» Problem: Set down each entry from the block beneath, exactly as written.

····················

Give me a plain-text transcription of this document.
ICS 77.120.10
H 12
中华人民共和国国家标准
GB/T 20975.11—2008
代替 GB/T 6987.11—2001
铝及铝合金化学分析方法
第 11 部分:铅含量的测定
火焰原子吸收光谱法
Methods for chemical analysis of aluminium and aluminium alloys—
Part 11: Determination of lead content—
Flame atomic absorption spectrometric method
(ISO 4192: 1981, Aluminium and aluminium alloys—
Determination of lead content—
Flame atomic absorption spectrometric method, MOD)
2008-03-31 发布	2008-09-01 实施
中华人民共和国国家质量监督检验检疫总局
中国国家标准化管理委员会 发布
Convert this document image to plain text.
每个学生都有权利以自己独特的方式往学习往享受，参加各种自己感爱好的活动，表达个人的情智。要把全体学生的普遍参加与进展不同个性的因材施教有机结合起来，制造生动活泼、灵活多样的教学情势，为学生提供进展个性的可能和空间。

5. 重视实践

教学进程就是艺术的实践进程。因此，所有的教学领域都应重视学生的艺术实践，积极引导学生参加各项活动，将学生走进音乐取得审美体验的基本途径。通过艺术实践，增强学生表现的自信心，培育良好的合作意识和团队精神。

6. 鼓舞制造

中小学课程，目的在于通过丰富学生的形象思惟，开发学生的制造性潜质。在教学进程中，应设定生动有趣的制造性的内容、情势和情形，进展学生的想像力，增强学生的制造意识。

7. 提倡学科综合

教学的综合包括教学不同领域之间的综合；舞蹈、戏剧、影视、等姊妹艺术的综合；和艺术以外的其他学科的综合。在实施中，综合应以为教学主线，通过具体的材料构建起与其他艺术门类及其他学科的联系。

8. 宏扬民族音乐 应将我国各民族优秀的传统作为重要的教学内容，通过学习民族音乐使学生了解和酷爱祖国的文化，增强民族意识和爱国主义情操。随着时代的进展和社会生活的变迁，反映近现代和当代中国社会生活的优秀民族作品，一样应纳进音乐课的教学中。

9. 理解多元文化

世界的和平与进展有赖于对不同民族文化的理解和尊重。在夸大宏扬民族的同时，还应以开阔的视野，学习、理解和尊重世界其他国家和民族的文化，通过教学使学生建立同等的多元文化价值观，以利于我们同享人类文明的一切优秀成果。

····················

» Completed exercise:
Give me a plain-text transcription of this document.
ICS 77.120.10
H 12
中华人民共和国国家标准
GB/T 20975.11—2008
代替 GB/T 6987.11—2001
铝及铝合金化学分析方法
第 11 部分:铅含量的测定
火焰原子吸收光谱法
Methods for chemical analysis of aluminium and aluminium alloys—
Part 11: Determination of lead content—
Flame atomic absorption spectrometric method
(ISO 4192: 1981, Aluminium and aluminium alloys—
Determination of lead content—
Flame atomic absorption spectrometric method, MOD)
2008-03-31 发布	2008-09-01 实施
中华人民共和国国家质量监督检验检疫总局
中国国家标准化管理委员会 发布
Convert this document image to plain text.
每个学生都有权利以自己独特的方式往学习往享受，参加各种自己感爱好的活动，表达个人的情智。要把全体学生的普遍参加与进展不同个性的因材施教有机结合起来，制造生动活泼、灵活多样的教学情势，为学生提供进展个性的可能和空间。

5. 重视实践

教学进程就是艺术的实践进程。因此，所有的教学领域都应重视学生的艺术实践，积极引导学生参加各项活动，将学生走进音乐取得审美体验的基本途径。通过艺术实践，增强学生表现的自信心，培育良好的合作意识和团队精神。

6. 鼓舞制造

中小学课程，目的在于通过丰富学生的形象思惟，开发学生的制造性潜质。在教学进程中，应设定生动有趣的制造性的内容、情势和情形，进展学生的想像力，增强学生的制造意识。

7. 提倡学科综合

教学的综合包括教学不同领域之间的综合；舞蹈、戏剧、影视、等姊妹艺术的综合；和艺术以外的其他学科的综合。在实施中，综合应以为教学主线，通过具体的材料构建起与其他艺术门类及其他学科的联系。

8. 宏扬民族音乐 应将我国各民族优秀的传统作为重要的教学内容，通过学习民族音乐使学生了解和酷爱祖国的文化，增强民族意识和爱国主义情操。随着时代的进展和社会生活的变迁，反映近现代和当代中国社会生活的优秀民族作品，一样应纳进音乐课的教学中。

9. 理解多元文化

世界的和平与进展有赖于对不同民族文化的理解和尊重。在夸大宏扬民族的同时，还应以开阔的视野，学习、理解和尊重世界其他国家和民族的文化，通过教学使学生建立同等的多元文化价值观，以利于我们同享人类文明的一切优秀成果。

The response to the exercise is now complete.